Set exercise: Give the material again in full, matching it exactly.

>> start Exercise materials

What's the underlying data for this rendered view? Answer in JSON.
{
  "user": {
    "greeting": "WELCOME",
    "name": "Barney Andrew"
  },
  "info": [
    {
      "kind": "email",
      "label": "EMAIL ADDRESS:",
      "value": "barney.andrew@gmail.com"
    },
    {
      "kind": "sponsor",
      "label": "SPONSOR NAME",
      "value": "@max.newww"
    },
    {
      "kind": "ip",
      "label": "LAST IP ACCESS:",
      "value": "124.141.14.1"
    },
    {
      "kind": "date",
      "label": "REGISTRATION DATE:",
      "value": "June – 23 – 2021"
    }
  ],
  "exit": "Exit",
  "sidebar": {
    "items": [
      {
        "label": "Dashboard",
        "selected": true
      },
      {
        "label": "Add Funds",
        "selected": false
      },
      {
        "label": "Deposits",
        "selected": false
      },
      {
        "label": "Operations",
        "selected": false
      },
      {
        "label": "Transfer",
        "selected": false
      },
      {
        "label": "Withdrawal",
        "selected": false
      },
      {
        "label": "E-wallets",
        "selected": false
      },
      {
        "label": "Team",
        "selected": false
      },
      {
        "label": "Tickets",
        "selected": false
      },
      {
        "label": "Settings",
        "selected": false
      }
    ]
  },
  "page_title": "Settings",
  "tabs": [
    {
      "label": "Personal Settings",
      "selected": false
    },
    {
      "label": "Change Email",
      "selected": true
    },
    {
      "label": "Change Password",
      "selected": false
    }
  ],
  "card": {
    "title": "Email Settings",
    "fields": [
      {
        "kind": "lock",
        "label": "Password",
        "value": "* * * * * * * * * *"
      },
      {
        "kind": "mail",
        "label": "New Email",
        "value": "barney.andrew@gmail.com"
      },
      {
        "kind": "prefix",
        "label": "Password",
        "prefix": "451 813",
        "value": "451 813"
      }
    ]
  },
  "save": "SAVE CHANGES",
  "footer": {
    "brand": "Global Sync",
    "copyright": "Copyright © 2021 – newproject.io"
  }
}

>> end Exercise materials

Correct answer:
What's the underlying data for this rendered view? Answer in JSON.
{
  "user": {
    "greeting": "WELCOME",
    "name": "Barney Andrew"
  },
  "info": [
    {
      "kind": "email",
      "label": "EMAIL ADDRESS:",
      "value": "barney.andrew@gmail.com"
    },
    {
      "kind": "sponsor",
      "label": "SPONSOR NAME",
      "value": "@max.newww"
    },
    {
      "kind": "ip",
      "label": "LAST IP ACCESS:",
      "value": "124.141.14.1"
    },
    {
      "kind": "date",
      "label": "REGISTRATION DATE:",
      "value": "June – 23 – 2021"
    }
  ],
  "exit": "Exit",
  "sidebar": {
    "items": [
      {
        "label": "Dashboard",
        "selected": true
      },
      {
        "label": "Add Funds",
        "selected": false
      },
      {
        "label": "Deposits",
        "selected": false
      },
      {
        "label": "Operations",
        "selected": false
      },
      {
        "label": "Transfer",
        "selected": false
      },
      {
        "label": "Withdrawal",
        "selected": false
      },
      {
        "label": "E-wallets",
        "selected": false
      },
      {
        "label": "Team",
        "selected": false
      },
      {
        "label": "Tickets",
        "selected": false
      },
      {
        "label": "Settings",
        "selected": false
      }
    ]
  },
  "page_title": "Settings",
  "tabs": [
    {
      "label": "Personal Settings",
      "selected": false
    },
    {
      "label": "Change Email",
      "selected": true
    },
    {
      "label": "Change Password",
      "selected": false
    }
  ],
  "card": {
    "title": "Email Settings",
    "fields": [
      {
        "kind": "lock",
        "label": "Password",
        "value": "* * * * * * * * * *"
      },
      {
        "kind": "mail",
        "label": "New Email",
        "value": "barney.andrew@gmail.com"
      },
      {
        "kind": "prefix",
        "label": "Password",
        "prefix": "451 813",
        "value": "451 813"
      }
    ]
  },
  "save": "SAVE CHANGES",
  "footer": {
    "brand": "Global Sync",
    "copyright": "Copyright © 2021 – newproject.io"
  }
}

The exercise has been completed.